> _Written request_
Print the lines of the records starting at the line containing "error-notification[interactable]: ✖ 11:56:38" and ending at the line containing "help-icon[interactable]: ? bbox=[305, 134, 317, 146]", keeping every character as it is.

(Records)

^^^^

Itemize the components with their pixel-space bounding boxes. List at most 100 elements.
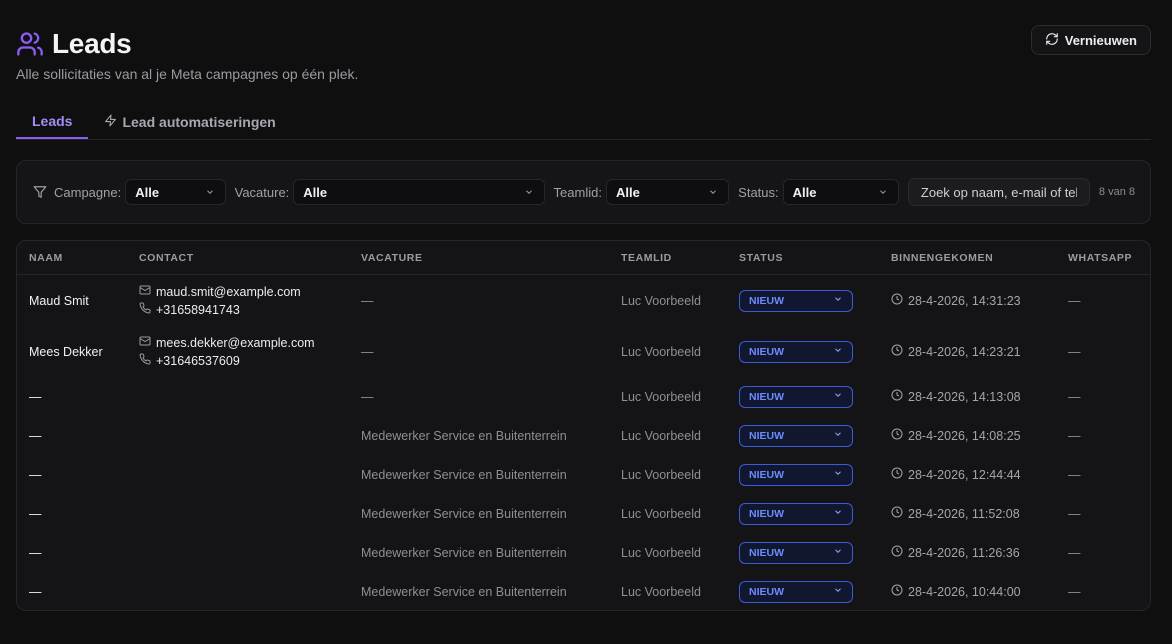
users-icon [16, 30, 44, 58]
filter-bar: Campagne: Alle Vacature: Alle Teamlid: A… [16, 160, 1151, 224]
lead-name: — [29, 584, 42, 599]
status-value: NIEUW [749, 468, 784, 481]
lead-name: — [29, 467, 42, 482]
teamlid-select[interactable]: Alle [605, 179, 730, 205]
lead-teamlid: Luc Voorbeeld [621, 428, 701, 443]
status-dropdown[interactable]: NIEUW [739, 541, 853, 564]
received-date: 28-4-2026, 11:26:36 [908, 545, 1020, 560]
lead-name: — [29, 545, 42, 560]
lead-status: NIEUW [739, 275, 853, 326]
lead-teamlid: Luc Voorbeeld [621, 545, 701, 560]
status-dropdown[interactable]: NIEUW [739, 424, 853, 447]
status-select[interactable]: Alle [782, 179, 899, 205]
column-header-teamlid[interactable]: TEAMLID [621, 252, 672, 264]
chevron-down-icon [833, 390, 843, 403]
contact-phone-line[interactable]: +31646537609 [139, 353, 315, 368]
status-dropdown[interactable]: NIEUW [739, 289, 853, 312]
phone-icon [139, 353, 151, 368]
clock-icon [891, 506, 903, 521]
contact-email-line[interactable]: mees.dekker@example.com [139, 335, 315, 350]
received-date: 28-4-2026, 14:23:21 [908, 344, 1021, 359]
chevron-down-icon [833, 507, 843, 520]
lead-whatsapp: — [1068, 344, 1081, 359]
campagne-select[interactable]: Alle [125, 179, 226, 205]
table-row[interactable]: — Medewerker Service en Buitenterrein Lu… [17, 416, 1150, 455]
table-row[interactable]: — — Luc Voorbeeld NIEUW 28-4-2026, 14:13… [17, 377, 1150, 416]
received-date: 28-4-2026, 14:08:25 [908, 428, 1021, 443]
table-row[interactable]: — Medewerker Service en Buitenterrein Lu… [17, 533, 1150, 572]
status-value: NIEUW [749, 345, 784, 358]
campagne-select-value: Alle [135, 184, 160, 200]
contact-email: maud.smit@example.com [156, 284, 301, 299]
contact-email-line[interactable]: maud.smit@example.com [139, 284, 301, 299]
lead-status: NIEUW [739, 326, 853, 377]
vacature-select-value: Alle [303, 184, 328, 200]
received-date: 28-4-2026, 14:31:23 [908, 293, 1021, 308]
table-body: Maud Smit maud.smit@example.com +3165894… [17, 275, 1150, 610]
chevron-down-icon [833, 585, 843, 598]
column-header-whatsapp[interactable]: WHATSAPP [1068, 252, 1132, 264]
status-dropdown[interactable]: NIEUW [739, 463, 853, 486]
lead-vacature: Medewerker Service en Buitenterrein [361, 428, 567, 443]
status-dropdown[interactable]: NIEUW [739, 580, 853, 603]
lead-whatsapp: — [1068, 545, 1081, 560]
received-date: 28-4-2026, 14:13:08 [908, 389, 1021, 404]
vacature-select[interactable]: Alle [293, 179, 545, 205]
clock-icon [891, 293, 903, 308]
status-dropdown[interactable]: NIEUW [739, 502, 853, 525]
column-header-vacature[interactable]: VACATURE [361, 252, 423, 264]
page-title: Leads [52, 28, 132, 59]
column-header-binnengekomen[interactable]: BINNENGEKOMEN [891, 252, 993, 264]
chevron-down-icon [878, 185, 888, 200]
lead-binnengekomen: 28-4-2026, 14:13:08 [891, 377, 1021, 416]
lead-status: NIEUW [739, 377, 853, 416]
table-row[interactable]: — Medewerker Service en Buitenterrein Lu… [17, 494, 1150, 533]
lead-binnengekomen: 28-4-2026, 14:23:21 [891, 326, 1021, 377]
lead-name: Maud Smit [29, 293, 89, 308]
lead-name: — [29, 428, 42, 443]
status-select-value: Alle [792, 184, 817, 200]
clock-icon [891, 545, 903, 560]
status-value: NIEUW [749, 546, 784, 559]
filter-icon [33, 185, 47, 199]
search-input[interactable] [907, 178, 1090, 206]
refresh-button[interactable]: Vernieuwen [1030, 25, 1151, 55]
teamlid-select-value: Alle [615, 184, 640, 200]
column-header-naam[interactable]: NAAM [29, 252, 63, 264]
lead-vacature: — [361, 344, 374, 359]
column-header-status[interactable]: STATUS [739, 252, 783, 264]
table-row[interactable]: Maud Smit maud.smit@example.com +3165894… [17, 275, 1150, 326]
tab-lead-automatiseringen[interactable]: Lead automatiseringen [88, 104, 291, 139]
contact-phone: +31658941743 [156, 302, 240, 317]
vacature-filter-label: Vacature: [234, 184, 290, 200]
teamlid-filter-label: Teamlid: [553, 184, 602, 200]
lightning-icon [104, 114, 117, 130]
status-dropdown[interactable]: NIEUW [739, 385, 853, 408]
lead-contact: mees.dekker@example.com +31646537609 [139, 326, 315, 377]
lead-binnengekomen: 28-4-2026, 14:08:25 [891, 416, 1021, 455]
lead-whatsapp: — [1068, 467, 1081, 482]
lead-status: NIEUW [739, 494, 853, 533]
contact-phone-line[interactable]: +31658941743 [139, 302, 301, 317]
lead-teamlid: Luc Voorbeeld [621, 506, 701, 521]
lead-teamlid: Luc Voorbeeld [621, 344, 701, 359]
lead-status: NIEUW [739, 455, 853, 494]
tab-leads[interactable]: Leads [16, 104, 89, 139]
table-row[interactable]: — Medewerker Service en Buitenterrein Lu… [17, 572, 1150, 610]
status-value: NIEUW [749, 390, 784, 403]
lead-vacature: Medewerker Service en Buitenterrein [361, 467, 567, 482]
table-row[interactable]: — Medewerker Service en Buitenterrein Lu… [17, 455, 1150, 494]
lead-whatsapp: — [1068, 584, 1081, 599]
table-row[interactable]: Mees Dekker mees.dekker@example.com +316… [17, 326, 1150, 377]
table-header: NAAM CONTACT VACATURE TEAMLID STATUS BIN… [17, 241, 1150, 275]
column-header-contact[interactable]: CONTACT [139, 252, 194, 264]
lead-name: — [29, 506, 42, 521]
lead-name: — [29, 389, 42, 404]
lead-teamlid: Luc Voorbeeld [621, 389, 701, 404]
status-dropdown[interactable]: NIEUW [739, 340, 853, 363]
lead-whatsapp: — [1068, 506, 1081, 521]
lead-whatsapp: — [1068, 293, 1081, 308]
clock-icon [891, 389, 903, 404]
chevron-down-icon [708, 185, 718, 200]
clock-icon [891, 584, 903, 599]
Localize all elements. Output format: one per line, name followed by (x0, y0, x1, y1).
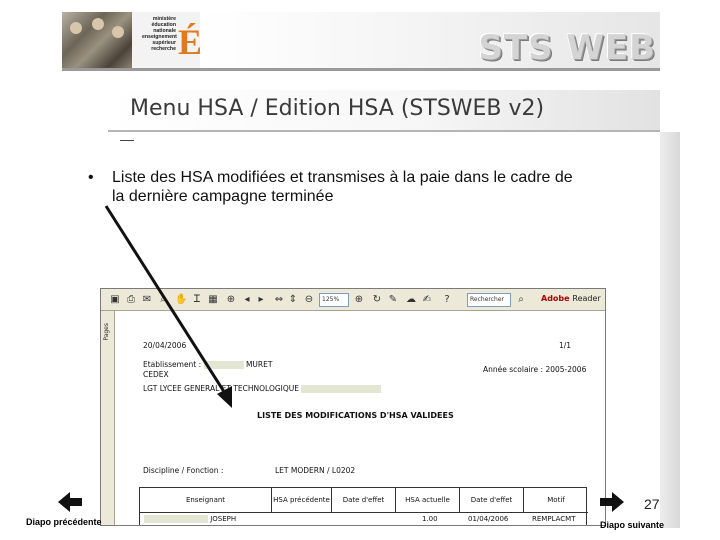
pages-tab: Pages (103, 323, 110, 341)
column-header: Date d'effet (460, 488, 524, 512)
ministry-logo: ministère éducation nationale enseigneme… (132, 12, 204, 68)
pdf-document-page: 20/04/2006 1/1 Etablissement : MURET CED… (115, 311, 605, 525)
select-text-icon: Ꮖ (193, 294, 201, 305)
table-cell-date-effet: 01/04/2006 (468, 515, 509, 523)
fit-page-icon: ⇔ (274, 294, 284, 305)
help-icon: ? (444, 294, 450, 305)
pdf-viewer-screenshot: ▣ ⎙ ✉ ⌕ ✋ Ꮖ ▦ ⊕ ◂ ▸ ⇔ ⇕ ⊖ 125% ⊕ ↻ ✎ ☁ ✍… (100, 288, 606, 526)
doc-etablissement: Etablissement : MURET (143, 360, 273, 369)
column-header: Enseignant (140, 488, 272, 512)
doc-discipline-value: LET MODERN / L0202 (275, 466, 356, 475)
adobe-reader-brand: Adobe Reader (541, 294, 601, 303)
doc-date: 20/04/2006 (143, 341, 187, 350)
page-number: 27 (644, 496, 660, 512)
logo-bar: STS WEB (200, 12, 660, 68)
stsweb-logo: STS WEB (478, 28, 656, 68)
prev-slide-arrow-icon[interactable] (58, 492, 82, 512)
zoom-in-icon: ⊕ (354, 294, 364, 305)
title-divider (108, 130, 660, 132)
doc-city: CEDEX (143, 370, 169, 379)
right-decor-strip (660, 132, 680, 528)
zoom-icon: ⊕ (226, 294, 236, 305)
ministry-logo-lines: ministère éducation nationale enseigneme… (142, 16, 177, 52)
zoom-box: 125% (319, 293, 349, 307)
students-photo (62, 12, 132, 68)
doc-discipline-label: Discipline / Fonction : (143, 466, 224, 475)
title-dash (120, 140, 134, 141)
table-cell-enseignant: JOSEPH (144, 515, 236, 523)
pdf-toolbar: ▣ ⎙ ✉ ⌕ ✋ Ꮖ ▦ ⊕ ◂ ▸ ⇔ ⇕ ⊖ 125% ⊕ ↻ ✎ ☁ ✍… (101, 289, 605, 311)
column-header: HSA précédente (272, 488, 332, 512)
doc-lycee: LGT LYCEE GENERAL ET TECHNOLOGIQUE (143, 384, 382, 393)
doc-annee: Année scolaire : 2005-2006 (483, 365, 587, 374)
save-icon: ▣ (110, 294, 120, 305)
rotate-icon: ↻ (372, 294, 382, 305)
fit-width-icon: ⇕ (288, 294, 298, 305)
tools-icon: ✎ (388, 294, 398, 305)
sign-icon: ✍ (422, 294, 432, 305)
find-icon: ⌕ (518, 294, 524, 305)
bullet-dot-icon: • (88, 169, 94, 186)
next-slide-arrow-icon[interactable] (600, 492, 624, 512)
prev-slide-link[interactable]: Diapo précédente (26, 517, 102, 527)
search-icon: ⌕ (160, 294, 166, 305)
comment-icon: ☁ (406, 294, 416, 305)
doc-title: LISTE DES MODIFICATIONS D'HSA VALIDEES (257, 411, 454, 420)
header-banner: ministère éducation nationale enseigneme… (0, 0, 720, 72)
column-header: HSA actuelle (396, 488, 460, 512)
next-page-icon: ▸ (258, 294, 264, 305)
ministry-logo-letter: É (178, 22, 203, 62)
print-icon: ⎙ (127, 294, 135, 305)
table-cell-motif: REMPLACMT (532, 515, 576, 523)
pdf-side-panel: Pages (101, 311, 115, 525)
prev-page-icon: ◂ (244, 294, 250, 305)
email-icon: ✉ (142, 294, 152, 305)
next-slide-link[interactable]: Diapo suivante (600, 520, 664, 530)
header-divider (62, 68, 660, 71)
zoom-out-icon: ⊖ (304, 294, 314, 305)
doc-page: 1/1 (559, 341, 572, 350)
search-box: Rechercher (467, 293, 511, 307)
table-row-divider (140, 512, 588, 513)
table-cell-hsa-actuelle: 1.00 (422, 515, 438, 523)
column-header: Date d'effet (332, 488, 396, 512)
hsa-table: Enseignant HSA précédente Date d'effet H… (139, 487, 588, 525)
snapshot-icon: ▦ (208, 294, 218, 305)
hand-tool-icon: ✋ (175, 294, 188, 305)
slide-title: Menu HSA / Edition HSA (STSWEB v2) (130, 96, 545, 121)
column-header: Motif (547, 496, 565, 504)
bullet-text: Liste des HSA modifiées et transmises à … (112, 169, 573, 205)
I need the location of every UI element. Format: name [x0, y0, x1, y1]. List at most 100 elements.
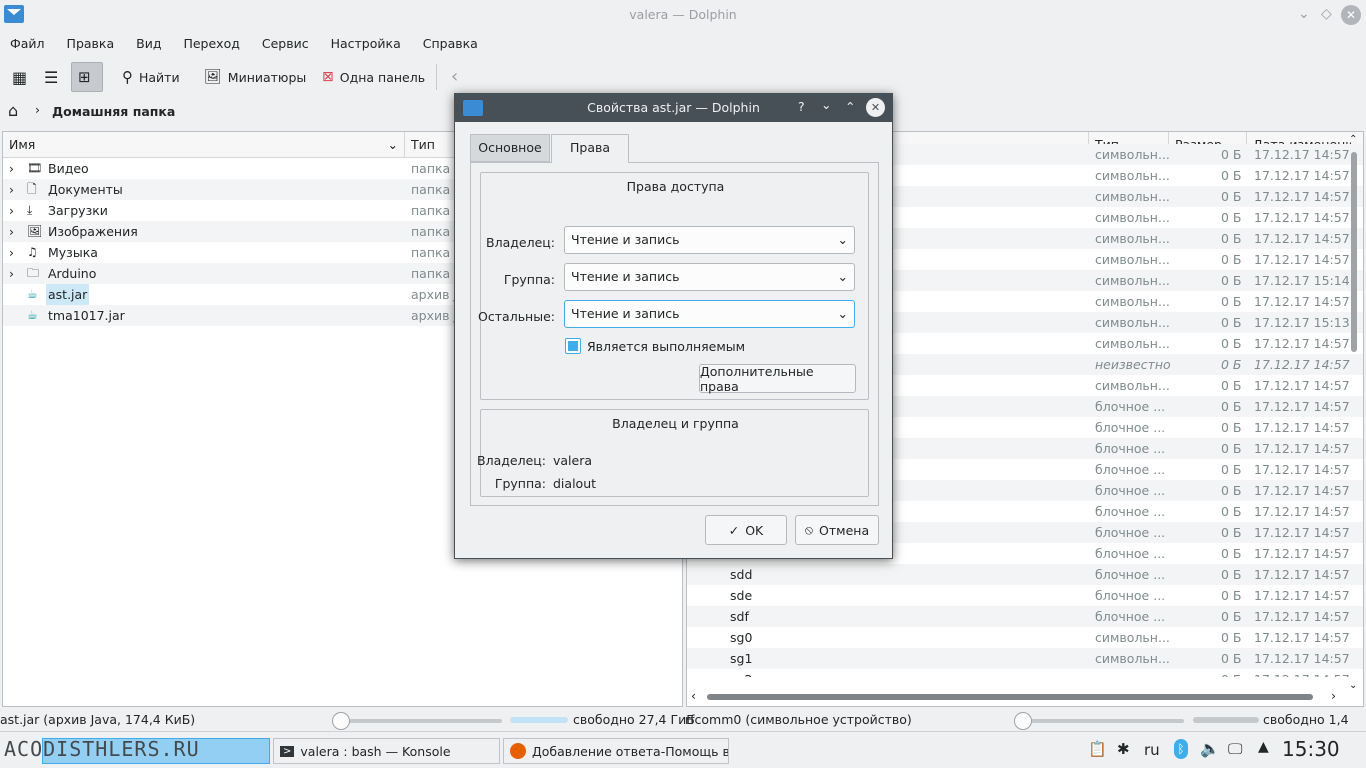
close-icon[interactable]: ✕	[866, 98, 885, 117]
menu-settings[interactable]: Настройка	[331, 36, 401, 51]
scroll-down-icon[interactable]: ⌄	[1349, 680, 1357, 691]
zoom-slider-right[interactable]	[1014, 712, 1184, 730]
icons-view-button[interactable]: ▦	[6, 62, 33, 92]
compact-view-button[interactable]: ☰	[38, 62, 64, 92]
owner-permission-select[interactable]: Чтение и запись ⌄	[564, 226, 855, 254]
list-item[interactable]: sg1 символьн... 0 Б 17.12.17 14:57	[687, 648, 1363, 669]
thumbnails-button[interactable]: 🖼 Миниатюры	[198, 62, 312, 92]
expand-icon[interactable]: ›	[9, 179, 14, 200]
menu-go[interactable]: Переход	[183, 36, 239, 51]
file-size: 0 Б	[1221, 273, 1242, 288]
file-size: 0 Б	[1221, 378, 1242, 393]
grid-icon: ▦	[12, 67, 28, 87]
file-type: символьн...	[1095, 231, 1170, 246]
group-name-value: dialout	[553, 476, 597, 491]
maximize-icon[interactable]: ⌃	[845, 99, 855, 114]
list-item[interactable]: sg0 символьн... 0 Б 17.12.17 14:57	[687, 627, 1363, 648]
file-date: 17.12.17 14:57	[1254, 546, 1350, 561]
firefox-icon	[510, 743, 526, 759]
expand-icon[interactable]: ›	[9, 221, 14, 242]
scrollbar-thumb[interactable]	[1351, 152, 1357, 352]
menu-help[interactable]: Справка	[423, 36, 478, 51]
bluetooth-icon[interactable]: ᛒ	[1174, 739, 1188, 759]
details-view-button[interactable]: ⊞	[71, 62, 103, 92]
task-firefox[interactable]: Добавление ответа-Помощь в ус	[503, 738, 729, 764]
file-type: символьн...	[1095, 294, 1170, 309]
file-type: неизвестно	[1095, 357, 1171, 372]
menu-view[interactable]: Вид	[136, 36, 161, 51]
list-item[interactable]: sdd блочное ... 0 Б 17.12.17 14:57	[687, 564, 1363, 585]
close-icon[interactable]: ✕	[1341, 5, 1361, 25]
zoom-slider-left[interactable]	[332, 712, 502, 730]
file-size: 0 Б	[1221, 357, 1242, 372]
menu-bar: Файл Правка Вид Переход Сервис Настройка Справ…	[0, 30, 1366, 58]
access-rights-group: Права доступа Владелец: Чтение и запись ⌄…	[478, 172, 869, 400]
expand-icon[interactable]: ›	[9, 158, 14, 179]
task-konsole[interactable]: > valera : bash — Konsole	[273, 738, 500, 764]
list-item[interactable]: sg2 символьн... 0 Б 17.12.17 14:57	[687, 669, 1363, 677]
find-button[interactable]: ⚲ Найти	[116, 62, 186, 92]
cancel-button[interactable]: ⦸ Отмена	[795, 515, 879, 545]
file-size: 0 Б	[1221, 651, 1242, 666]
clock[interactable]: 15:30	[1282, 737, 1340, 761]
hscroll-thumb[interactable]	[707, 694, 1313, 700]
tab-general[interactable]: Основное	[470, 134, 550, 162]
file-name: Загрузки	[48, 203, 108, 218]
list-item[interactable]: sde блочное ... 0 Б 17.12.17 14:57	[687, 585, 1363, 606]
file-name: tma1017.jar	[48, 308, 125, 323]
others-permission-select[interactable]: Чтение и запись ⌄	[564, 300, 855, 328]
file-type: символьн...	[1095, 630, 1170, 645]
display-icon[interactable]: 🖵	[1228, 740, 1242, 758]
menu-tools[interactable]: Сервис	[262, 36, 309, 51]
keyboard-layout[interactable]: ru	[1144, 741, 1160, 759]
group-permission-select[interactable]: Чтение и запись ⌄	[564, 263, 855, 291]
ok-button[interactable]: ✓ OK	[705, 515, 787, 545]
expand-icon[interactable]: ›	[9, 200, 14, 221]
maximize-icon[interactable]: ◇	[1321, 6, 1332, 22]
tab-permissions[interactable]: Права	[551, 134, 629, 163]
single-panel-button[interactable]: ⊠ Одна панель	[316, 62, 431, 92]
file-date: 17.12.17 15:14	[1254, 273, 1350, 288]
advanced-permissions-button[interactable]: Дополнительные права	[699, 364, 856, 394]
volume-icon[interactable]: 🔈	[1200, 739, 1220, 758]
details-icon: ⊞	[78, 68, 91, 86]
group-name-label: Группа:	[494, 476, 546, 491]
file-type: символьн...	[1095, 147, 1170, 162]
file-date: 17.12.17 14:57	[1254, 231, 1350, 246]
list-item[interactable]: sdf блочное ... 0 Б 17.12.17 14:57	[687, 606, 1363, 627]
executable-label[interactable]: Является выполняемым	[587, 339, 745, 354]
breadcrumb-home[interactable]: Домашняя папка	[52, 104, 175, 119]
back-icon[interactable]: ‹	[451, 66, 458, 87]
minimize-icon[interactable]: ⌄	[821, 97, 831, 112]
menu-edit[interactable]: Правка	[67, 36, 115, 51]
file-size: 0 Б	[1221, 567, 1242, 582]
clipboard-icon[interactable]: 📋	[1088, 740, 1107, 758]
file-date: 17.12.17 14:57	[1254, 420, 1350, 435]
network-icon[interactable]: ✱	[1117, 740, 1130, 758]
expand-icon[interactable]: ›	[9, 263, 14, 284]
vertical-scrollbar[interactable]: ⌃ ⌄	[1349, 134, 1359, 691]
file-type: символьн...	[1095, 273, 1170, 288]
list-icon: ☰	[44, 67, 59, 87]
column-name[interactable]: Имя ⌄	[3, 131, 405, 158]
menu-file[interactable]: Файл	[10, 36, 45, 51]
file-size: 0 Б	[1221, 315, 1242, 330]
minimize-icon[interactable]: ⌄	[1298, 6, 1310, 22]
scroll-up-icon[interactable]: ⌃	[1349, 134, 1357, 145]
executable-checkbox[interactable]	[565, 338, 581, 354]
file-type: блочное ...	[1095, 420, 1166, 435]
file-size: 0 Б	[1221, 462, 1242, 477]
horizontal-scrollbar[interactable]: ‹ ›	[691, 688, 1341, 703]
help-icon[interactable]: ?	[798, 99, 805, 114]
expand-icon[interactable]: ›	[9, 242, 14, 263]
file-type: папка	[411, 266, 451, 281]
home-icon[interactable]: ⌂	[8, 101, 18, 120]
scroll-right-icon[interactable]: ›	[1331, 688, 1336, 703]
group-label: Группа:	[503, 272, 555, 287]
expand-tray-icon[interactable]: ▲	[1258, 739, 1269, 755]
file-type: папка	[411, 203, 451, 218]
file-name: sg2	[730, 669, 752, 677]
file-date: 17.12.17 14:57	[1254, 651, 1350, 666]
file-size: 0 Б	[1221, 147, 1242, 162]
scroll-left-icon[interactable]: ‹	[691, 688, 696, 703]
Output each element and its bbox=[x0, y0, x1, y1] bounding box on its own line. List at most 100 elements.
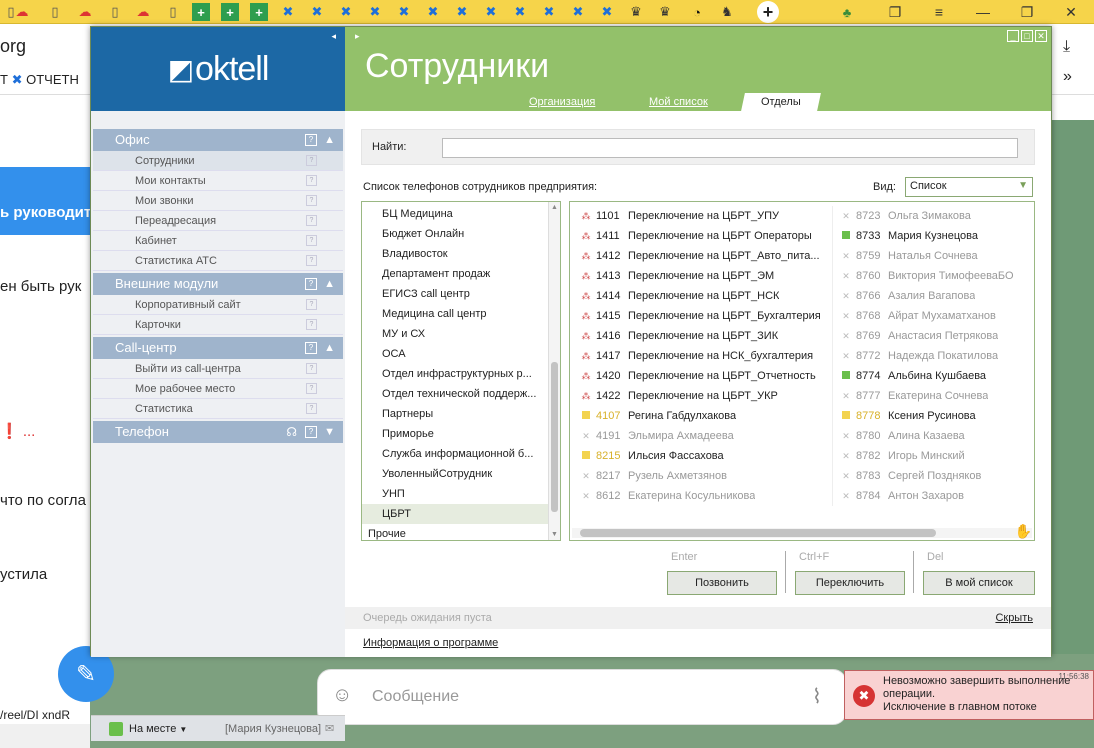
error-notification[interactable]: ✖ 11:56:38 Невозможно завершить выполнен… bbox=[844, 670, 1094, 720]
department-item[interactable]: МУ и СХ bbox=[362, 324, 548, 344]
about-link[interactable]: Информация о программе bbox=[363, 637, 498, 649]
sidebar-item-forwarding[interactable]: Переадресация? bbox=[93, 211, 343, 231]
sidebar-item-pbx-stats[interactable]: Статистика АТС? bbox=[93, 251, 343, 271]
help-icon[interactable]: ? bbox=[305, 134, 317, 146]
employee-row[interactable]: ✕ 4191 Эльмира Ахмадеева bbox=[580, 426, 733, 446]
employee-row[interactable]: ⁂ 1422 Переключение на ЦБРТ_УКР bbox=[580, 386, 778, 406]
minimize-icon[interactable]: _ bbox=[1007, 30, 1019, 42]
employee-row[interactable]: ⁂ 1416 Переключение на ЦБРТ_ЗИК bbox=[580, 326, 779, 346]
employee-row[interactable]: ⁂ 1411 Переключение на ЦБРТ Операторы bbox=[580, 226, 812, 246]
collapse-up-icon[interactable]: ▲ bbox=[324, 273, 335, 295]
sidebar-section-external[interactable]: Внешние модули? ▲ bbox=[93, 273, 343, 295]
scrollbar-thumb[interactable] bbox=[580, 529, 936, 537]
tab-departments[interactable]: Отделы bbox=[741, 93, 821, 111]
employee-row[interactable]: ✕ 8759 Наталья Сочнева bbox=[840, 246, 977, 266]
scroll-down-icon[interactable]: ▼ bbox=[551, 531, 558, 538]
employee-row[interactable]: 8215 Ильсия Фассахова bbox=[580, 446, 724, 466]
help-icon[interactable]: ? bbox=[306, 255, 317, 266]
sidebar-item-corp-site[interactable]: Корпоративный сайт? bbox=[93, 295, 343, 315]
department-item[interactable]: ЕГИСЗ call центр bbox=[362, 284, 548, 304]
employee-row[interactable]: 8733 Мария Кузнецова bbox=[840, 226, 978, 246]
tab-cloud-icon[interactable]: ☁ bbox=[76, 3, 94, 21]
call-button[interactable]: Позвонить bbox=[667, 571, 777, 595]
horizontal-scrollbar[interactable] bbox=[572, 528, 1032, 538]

^^^^

> _Task response_
error-notification[interactable]: ✖ 11:56:38 Невозможно завершить выполнен… bbox=[844, 670, 1094, 720]
department-item[interactable]: МУ и СХ bbox=[362, 324, 548, 344]
about-link[interactable]: Информация о программе bbox=[363, 637, 498, 649]
sidebar-item-forwarding[interactable]: Переадресация? bbox=[93, 211, 343, 231]
sidebar-item-pbx-stats[interactable]: Статистика АТС? bbox=[93, 251, 343, 271]
help-icon[interactable]: ? bbox=[305, 134, 317, 146]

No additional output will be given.